- [Assignment 1] In the OpenStreetMap thread, whose parcel GIS data does one poster consider overlaying onto OSM?
- [Assignment 2] From the OpenStreetMap thread, quote the passage that opens with the words containing "The problem is" and closes with "OpenAddresses can help.".

-- Exercise text follows --

FOSS #maps based on #OpenStreetMap are very close to fully replacing Google Maps for me. OpenStreetMap is often more complete and up-to-date than Google, and when it's not, I'm happy to help improve it. Once I pick two endpoints in Organic Maps or GNOME Maps, routing works fine (even for public transit, so long as that transit authority is supported).
The problem is just searching for #addresses or named destinations. That's the only reason I use Google Maps. Is there any fix on the horizon?
@skyfaller Address data is very resource-intensive to acquire, even when locales have "good" parcel GIS data. I'm debating writing an app to take Tarrant County parcel GIS data and overlay it onto OSM for getting areas and nodes to have *some* kind of address data on them. But so far, it's just an idea in my head. I actually *don't* want to "automate away" this problem; I *want* human beings being the authority on whether any particular proposed address is likely correct or not. #gis #osm #OpenStreetMap #FortWorth #dfw
@aspensmonster @skyfaller address data is near and dear to me. Apps like OrganicMaps use fallbacks to help fill gaps so even getting things into OpenAddresses can help.
My semi-manual review process for OSM is outlined here (https://www.openstreetmap.org/user/watmildon/diary/401407) but there’s lots of other ideas in this space. I am glad you are being thoughtful about it!
@watmildon @skyfaller That MapWithAI tool is interesting. But I'm a skeptical commie that doesn't like BigTech :P Why are Facebook (and even worse, ESRI) dedicating resources to this effort? Do they offer up their ML models, hi-res sat photogrammetry, other data, and code for local use? Or are those hidden away in a networked back-end somewhere?

-- Exercise text concluded --
-- Information follows --

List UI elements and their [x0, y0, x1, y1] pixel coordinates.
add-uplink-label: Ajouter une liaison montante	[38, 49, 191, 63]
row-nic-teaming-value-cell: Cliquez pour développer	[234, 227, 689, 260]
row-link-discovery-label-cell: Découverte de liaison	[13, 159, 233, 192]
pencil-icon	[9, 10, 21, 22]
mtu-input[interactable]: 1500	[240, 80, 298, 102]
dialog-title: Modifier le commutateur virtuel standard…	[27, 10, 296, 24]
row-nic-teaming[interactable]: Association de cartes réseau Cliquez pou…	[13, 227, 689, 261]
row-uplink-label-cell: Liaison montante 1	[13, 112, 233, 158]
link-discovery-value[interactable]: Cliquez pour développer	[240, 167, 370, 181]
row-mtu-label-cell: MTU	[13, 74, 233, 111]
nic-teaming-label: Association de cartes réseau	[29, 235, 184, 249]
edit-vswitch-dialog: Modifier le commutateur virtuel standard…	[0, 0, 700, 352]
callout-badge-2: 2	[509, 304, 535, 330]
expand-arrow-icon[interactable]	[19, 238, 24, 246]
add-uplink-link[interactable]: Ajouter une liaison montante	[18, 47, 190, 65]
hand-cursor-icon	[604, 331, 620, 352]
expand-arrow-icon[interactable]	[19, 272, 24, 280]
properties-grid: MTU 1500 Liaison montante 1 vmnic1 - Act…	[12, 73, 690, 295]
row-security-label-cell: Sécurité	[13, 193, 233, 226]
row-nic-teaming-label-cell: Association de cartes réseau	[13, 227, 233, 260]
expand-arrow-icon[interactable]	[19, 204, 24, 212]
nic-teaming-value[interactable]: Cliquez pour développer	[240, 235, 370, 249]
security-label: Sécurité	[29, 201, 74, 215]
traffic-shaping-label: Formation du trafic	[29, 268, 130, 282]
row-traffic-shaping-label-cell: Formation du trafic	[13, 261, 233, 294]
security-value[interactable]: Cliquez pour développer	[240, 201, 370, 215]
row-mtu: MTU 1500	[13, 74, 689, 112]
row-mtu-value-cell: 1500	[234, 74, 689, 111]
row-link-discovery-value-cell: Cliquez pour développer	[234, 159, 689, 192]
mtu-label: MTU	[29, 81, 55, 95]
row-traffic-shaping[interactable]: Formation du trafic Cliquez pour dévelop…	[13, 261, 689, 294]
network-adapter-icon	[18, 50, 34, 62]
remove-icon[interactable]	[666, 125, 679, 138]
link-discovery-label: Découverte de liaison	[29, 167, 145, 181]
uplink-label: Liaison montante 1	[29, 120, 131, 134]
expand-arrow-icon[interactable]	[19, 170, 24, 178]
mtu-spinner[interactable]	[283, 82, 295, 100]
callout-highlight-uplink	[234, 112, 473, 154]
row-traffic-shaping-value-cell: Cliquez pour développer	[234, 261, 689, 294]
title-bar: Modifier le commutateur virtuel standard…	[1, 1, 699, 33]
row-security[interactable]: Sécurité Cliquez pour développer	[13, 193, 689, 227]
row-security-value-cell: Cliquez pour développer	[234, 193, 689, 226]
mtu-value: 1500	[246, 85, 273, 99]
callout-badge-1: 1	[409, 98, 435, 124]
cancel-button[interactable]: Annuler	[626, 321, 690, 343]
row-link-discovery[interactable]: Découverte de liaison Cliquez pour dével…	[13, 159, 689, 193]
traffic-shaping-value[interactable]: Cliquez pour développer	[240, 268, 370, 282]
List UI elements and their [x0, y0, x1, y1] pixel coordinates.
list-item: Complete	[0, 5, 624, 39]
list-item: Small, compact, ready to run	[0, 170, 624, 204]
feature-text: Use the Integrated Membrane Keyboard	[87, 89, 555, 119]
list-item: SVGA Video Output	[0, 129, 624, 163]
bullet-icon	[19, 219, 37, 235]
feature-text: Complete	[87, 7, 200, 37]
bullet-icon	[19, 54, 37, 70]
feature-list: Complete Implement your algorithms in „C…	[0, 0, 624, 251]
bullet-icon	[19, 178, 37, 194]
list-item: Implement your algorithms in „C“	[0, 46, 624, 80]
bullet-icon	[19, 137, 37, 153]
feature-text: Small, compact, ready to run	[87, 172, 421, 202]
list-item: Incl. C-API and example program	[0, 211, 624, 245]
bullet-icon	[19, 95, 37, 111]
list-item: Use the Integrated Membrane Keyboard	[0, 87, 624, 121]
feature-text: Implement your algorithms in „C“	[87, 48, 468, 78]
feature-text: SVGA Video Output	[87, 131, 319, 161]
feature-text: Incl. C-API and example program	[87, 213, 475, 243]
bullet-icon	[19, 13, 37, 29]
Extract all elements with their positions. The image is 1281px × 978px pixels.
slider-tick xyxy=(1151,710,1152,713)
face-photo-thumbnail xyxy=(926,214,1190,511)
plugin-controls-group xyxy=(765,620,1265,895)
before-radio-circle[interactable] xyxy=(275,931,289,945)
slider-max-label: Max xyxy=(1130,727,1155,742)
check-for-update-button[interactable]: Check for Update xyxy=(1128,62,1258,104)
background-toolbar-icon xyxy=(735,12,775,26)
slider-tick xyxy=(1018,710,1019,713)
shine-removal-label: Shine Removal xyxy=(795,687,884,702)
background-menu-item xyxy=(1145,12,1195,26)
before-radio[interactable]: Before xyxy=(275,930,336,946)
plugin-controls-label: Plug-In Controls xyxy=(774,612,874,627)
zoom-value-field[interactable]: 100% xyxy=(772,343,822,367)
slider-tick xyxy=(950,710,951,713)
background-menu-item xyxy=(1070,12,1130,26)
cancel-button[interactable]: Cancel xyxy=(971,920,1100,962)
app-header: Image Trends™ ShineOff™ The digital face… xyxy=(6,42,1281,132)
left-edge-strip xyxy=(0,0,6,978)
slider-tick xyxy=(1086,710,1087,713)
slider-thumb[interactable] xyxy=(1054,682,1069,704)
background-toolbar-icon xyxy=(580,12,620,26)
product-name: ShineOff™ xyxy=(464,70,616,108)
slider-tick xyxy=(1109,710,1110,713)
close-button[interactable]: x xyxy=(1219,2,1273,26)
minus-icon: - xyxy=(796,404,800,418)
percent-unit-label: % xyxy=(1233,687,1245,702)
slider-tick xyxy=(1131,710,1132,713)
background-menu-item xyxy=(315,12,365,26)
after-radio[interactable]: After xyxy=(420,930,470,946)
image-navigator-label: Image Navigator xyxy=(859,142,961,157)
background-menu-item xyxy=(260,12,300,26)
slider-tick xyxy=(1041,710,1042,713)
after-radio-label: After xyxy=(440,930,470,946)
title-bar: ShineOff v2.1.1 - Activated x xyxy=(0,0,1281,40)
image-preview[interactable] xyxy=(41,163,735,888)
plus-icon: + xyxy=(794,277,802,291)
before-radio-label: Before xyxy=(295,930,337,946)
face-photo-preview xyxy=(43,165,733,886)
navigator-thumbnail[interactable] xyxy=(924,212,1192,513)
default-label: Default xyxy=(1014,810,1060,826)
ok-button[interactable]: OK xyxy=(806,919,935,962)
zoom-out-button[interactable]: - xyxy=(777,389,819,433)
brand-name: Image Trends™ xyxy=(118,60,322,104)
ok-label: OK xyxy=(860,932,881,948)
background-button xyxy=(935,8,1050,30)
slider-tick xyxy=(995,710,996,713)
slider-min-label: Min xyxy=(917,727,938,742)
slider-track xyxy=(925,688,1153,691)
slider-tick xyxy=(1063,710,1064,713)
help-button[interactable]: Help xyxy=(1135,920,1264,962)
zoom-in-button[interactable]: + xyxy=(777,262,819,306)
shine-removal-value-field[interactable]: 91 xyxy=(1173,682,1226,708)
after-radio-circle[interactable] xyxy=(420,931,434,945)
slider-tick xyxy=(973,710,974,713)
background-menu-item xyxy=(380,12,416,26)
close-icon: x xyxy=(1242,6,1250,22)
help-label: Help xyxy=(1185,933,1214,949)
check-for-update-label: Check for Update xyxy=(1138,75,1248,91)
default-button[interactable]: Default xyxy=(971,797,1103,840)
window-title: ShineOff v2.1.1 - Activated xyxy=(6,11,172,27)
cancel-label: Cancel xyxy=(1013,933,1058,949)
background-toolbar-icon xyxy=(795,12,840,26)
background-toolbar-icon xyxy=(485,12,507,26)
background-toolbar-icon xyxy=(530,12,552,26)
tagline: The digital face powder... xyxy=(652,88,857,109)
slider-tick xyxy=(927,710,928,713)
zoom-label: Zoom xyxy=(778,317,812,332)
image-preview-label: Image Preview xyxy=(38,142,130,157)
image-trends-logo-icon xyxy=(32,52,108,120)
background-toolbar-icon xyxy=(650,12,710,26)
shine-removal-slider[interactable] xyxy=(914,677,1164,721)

-- Information concluded --

- [Task answer 1] Tarrant County's

- [Task answer 2]
The problem is just searching for #addresses or named destinations. That's the only reason I use Google Maps. Is there any fix on the horizon?
@skyfaller Address data is very resource-intensive to acquire, even when locales have "good" parcel GIS data. I'm debating writing an app to take Tarrant County parcel GIS data and overlay it onto OSM for getting areas and nodes to have *some* kind of address data on them. But so far, it's just an idea in my head. I actually *don't* want to "automate away" this problem; I *want* human beings being the authority on whether any particular proposed address is likely correct or not. #gis #osm #OpenStreetMap #FortWorth #dfw
@aspensmonster @skyfaller address data is near and dear to me. Apps like OrganicMaps use fallbacks to help fill gaps so even getting things into OpenAddresses can help.